AIM OF THE TASK.
Resume the forum thread titled "golden trial in Stl.?" and write what comes after its last line.

PROVIDED TEXT.
<<<<

# golden trial in Stl.?



## mike olson (Aug 11, 2009)

Any updates?


----------



## Aaron Homburg (Sep 23, 2005)

*Just heard that Huntleighs That's a Winner "Buck" won the Open!!!! Congrats 
to John Hughes and Bruce Ahlers on "Little Bucks" Win!!!!
Buck is by FC Westwoods Sunday Silence "Buck"!! That makes 
3 of Bucks offspring with Open wins!!!! Congrats guys!!!
Proud Papa Regards,

Aaron
*


----------



## captain2560 (Jan 23, 2007)

Congrats to Trey Lawrence and Wine( Tall Oaks Aged to Perfection) on winning the derby. 3 trials run with 2 wins and a jam. Made derby list and doesn't age out till late October. Way to go Trey and Dana.


----------



## John Daniels (Jan 1, 2012)

Aaron Homburg said:


> *Just heard that Huntleighs That's a Winner "Buck" won the Open!!!! Congrats
> to John Hughes and Bruce Ahlers on "Little Bucks" Win!!!!

>>>>

AVAILABLE DATA.

<<<<

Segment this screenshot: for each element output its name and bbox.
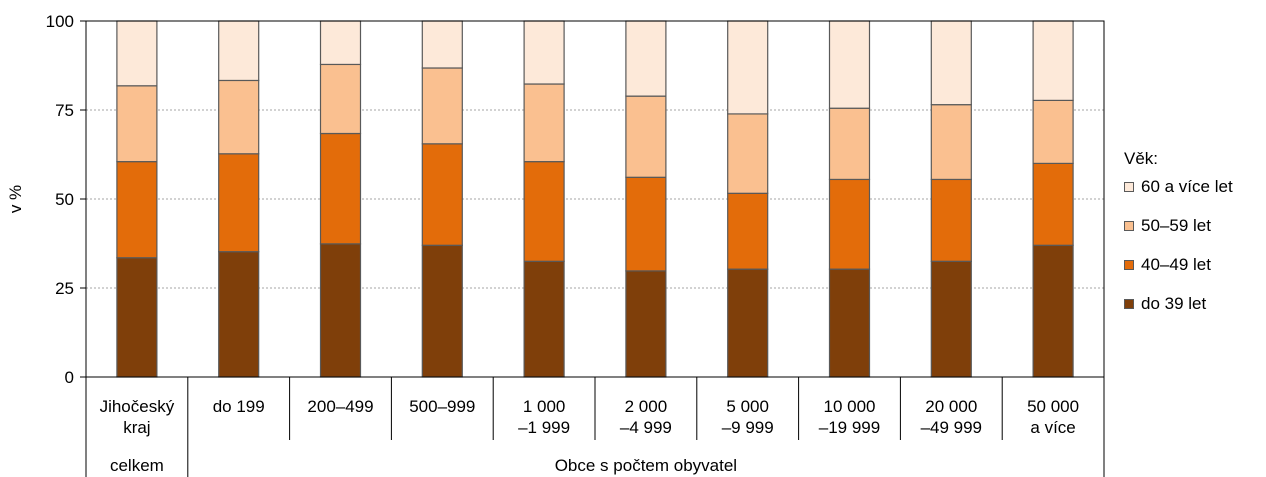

>>>>

ANSWER FOR THE TASK.
> Buck is by FC Westwoods Sunday Silence "Buck"!! That makes
> 3 of Bucks offspring with Open wins!!!! Congrats guys!!!
> ...


Congrats to Jimmie D in the Open. 3rd (Bandit), 4th (Denali), and RJ ( Mercy).


----------



## JKOttman (Feb 3, 2004)

John Daniels said:


> Congrats to Jimmie D in the Open. 3rd (Bandit), 4th (Denali), and RJ ( Bandit).


John, Did Bandit get a third or an RJ? Thanks!


----------



## John Daniels (Jan 1, 2012)

JKOttman said:


> John, Did Bandit get a third or an RJ? Thanks!


Sorry about that. I Fixed it. Bandit 3rd and Mercy got RJ.


----------



## SFLabs (Oct 21, 2007)

Congrats to Jeff Saladin and Santa Fe"s Road Rage "Harlee" for the Qual win. Nice job!!


----------



## john h. (Oct 15, 2007)

Aaron Homburg said:


> *Just heard that Huntleighs That's a Winner "Buck" won the Open!!!! Congrats
> to John Hughes and Bruce Ahlers on "Little Bucks" Win!!!!
> Buck is by FC Westwoods Sunday Silence "Buck"!! That makes
> 3 of Bucks offspring with Open wins!!!! Congrats guys!!!
> ...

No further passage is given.